Problem details:
Identify the lines that contain the word "água" and copy each one.

Data to process:
------------------------------

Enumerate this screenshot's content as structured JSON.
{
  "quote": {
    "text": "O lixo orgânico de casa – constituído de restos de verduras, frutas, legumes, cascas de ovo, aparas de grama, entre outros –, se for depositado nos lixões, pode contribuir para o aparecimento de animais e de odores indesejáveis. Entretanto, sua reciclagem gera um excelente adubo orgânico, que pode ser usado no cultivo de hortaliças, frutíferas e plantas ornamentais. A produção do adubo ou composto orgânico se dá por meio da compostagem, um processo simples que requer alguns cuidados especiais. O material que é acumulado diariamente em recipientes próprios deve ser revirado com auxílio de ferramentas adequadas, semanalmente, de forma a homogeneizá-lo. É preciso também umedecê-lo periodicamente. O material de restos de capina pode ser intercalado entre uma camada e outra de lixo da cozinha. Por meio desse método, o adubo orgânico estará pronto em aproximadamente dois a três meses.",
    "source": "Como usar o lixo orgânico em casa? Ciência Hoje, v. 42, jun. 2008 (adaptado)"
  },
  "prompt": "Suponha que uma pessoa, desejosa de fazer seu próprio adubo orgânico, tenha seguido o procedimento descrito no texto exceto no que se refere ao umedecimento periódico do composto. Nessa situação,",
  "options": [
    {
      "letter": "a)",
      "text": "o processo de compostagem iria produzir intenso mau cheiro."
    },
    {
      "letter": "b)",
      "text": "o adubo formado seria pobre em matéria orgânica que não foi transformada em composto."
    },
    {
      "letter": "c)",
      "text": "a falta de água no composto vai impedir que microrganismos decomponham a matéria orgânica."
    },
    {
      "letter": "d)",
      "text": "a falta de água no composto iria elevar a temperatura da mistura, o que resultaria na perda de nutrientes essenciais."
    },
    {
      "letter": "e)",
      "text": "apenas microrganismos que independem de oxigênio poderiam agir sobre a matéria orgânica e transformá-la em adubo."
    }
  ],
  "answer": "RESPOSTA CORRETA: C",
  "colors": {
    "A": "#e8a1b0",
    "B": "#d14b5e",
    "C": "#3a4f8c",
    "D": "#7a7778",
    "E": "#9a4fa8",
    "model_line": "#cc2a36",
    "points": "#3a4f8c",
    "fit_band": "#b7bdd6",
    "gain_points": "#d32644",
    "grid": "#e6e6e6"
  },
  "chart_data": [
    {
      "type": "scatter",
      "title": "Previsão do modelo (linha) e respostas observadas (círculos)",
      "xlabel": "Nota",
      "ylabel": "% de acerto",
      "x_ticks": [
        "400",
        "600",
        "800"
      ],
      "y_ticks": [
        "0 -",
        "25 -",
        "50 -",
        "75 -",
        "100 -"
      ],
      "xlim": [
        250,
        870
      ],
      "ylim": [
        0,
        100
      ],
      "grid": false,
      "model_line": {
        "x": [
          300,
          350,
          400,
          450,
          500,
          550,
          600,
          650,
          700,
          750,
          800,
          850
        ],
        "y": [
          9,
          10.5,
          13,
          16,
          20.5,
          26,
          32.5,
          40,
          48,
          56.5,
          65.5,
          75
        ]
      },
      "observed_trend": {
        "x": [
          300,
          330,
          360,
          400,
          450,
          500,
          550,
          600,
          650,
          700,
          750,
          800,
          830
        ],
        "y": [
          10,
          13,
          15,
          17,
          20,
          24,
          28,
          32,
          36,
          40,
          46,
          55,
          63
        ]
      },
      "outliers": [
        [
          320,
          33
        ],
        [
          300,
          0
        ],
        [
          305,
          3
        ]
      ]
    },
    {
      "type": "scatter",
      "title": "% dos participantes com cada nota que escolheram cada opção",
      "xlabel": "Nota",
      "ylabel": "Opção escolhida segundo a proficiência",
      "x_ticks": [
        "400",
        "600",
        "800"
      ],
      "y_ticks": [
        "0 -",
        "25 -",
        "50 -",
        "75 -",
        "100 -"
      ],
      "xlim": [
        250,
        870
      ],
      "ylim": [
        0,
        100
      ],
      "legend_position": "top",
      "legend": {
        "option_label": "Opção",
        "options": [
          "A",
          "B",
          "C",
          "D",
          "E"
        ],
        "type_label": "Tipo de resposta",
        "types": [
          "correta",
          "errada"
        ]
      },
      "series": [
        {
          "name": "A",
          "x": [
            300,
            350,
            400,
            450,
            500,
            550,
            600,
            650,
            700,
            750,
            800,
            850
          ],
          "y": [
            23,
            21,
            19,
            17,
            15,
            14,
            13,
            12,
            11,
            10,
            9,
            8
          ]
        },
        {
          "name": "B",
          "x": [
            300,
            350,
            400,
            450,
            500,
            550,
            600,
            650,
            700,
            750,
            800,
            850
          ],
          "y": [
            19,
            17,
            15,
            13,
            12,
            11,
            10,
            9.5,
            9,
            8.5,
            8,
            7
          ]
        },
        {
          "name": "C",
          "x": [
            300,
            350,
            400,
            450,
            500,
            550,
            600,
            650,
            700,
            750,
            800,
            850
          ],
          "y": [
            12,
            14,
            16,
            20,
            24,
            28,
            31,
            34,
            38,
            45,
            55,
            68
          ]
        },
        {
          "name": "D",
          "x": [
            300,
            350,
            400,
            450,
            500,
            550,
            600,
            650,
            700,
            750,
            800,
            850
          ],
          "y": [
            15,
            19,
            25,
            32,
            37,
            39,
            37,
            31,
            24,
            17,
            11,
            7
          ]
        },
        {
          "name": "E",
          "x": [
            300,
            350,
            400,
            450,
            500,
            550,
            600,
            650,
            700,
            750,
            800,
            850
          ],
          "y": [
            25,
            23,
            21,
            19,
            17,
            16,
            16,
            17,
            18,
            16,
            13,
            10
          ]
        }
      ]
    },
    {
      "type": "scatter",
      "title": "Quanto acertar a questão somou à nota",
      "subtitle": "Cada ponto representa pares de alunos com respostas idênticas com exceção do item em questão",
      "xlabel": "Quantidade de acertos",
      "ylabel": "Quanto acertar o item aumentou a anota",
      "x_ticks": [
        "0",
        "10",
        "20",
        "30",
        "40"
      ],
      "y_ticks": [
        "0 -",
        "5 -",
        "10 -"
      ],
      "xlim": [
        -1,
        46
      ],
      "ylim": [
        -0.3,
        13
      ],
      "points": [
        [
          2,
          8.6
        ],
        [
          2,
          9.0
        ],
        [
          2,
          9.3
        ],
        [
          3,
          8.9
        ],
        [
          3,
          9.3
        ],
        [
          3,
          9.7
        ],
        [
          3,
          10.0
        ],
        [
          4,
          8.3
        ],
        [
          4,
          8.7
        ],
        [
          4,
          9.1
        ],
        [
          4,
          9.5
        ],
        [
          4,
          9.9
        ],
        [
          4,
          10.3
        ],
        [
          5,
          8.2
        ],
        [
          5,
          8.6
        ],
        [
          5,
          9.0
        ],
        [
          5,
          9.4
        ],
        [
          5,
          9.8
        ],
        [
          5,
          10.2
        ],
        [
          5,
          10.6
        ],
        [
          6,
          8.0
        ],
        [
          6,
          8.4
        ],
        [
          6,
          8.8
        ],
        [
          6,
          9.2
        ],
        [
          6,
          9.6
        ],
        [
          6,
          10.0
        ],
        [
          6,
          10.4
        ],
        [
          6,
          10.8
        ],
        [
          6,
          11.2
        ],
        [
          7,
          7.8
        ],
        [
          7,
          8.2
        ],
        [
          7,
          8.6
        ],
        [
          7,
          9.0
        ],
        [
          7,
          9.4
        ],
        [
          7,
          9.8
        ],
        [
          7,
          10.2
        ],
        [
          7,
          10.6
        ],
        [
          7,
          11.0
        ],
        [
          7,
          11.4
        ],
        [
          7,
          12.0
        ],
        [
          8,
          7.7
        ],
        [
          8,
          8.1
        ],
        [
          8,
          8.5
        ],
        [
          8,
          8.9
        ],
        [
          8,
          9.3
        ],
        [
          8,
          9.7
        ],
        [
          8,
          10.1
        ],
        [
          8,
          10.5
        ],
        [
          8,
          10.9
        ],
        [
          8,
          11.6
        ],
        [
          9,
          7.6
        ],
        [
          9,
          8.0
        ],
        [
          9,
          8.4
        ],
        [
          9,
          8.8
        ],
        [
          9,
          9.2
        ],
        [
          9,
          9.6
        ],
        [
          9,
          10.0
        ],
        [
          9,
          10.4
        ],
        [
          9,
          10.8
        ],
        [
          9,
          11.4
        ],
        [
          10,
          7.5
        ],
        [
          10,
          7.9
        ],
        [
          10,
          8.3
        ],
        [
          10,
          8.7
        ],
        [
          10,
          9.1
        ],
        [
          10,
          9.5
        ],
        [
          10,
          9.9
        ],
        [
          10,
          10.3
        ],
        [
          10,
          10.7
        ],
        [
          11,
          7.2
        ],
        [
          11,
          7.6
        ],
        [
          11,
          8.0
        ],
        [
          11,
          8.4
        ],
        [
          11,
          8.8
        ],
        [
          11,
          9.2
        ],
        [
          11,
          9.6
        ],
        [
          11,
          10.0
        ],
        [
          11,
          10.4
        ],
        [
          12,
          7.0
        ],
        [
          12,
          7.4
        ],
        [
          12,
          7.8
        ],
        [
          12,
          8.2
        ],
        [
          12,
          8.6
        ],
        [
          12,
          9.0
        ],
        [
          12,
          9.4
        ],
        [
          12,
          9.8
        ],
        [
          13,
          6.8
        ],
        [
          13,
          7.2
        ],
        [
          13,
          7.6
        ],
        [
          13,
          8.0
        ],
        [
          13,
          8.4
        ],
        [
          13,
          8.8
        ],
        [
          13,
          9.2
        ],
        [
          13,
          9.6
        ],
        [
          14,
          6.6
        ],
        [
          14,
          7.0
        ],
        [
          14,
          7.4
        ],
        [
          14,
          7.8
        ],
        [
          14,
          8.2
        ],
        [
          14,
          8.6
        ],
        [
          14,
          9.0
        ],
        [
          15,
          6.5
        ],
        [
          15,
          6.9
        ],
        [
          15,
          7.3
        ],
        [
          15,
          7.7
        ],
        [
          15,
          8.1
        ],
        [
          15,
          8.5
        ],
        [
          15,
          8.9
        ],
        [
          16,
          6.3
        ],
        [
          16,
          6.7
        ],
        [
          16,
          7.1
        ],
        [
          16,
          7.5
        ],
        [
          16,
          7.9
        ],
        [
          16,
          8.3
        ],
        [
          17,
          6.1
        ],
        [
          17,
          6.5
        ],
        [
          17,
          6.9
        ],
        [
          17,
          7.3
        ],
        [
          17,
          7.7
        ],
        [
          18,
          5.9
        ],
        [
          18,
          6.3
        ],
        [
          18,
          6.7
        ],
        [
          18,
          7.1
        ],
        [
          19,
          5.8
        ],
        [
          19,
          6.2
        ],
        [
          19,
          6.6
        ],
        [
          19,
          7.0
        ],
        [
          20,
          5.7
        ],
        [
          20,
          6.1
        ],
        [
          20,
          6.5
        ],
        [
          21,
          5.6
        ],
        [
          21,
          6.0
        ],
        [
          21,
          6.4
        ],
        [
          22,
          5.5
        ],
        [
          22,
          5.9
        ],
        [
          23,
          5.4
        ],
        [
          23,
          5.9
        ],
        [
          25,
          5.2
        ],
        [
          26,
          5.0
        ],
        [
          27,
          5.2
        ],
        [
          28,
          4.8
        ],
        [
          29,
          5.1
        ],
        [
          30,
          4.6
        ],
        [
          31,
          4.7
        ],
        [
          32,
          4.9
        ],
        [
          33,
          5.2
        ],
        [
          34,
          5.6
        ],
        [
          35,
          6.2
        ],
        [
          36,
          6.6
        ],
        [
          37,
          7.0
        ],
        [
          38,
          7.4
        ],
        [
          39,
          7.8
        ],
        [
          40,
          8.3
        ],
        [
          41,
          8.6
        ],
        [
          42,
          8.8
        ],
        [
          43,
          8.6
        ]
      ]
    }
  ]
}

------------------------------

Exercise answer:
      "text": "a falta de água no composto vai impedir que microrganismos decomponham a matéria orgânica."
      "text": "a falta de água no composto iria elevar a temperatura da mistura, o que resultaria na perda de nutrientes essenciais."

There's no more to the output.